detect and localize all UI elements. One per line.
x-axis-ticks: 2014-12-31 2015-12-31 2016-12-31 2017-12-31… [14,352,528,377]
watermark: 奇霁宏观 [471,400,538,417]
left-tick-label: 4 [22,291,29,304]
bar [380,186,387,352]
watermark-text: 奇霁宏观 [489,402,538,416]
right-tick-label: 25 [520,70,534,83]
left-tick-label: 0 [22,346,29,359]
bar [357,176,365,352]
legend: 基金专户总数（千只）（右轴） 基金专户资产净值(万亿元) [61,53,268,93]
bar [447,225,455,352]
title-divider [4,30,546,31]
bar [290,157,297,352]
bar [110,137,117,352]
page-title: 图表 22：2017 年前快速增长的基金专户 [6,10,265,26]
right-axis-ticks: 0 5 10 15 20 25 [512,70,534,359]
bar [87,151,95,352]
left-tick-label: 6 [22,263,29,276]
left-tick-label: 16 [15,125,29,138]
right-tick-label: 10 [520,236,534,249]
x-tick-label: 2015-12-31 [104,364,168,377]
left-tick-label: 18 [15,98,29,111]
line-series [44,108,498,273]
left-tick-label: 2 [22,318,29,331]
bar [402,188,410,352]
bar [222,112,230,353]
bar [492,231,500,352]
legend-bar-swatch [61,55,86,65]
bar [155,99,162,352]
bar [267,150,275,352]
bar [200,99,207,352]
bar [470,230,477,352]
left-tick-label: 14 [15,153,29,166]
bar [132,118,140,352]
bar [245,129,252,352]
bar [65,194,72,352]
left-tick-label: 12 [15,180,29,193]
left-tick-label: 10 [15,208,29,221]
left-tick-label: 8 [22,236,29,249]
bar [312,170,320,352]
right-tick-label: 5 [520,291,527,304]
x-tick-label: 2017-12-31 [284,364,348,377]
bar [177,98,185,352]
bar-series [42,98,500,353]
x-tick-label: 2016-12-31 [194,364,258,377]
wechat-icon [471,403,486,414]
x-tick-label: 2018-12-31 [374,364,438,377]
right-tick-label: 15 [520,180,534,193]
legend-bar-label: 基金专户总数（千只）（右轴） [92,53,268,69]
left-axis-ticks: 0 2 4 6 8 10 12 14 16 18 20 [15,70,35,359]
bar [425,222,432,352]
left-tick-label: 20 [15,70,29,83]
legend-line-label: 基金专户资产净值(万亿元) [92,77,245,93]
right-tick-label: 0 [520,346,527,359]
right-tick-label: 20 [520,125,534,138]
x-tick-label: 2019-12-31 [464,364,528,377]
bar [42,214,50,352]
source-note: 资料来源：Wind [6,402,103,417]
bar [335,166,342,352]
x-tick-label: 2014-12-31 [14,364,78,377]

========================================

TO BE DONE
Print every line of the listing above verbatim, in its original order.

THE REPLY
detect and localize all UI elements. One per line.
x-axis-ticks: 2014-12-31 2015-12-31 2016-12-31 2017-12-31… [14,352,528,377]
watermark: 奇霁宏观 [471,400,538,417]
left-tick-label: 4 [22,291,29,304]
bar [380,186,387,352]
watermark-text: 奇霁宏观 [489,402,538,416]
right-tick-label: 25 [520,70,534,83]
left-tick-label: 0 [22,346,29,359]
bar [357,176,365,352]
legend: 基金专户总数（千只）（右轴） 基金专户资产净值(万亿元) [61,53,268,93]
bar [447,225,455,352]
title-divider [4,30,546,31]
bar [290,157,297,352]
bar [110,137,117,352]
page-title: 图表 22：2017 年前快速增长的基金专户 [6,10,265,26]
right-axis-ticks: 0 5 10 15 20 25 [512,70,534,359]
bar [87,151,95,352]
left-tick-label: 6 [22,263,29,276]
left-tick-label: 16 [15,125,29,138]
right-tick-label: 10 [520,236,534,249]
x-tick-label: 2015-12-31 [104,364,168,377]
left-tick-label: 18 [15,98,29,111]
line-series [44,108,498,273]
left-tick-label: 2 [22,318,29,331]
bar [402,188,410,352]
bar [222,112,230,353]
bar [492,231,500,352]
legend-bar-swatch [61,55,86,65]
bar [155,99,162,352]
bar [267,150,275,352]
bar [200,99,207,352]
bar [470,230,477,352]
left-tick-label: 14 [15,153,29,166]
bar [132,118,140,352]
bar [245,129,252,352]
bar [65,194,72,352]
left-tick-label: 12 [15,180,29,193]
left-tick-label: 10 [15,208,29,221]
left-tick-label: 8 [22,236,29,249]
bar [312,170,320,352]
right-tick-label: 5 [520,291,527,304]
x-tick-label: 2017-12-31 [284,364,348,377]
bar [177,98,185,352]
bar-series [42,98,500,353]
x-tick-label: 2016-12-31 [194,364,258,377]
wechat-icon [471,403,486,414]
x-tick-label: 2018-12-31 [374,364,438,377]
right-tick-label: 15 [520,180,534,193]
legend-bar-label: 基金专户总数（千只）（右轴） [92,53,268,69]
left-axis-ticks: 0 2 4 6 8 10 12 14 16 18 20 [15,70,35,359]
bar [425,222,432,352]
left-tick-label: 20 [15,70,29,83]
legend-line-label: 基金专户资产净值(万亿元) [92,77,245,93]
right-tick-label: 0 [520,346,527,359]
right-tick-label: 20 [520,125,534,138]
x-tick-label: 2019-12-31 [464,364,528,377]
bar [42,214,50,352]
source-note: 资料来源：Wind [6,402,103,417]
bar [335,166,342,352]
x-tick-label: 2014-12-31 [14,364,78,377]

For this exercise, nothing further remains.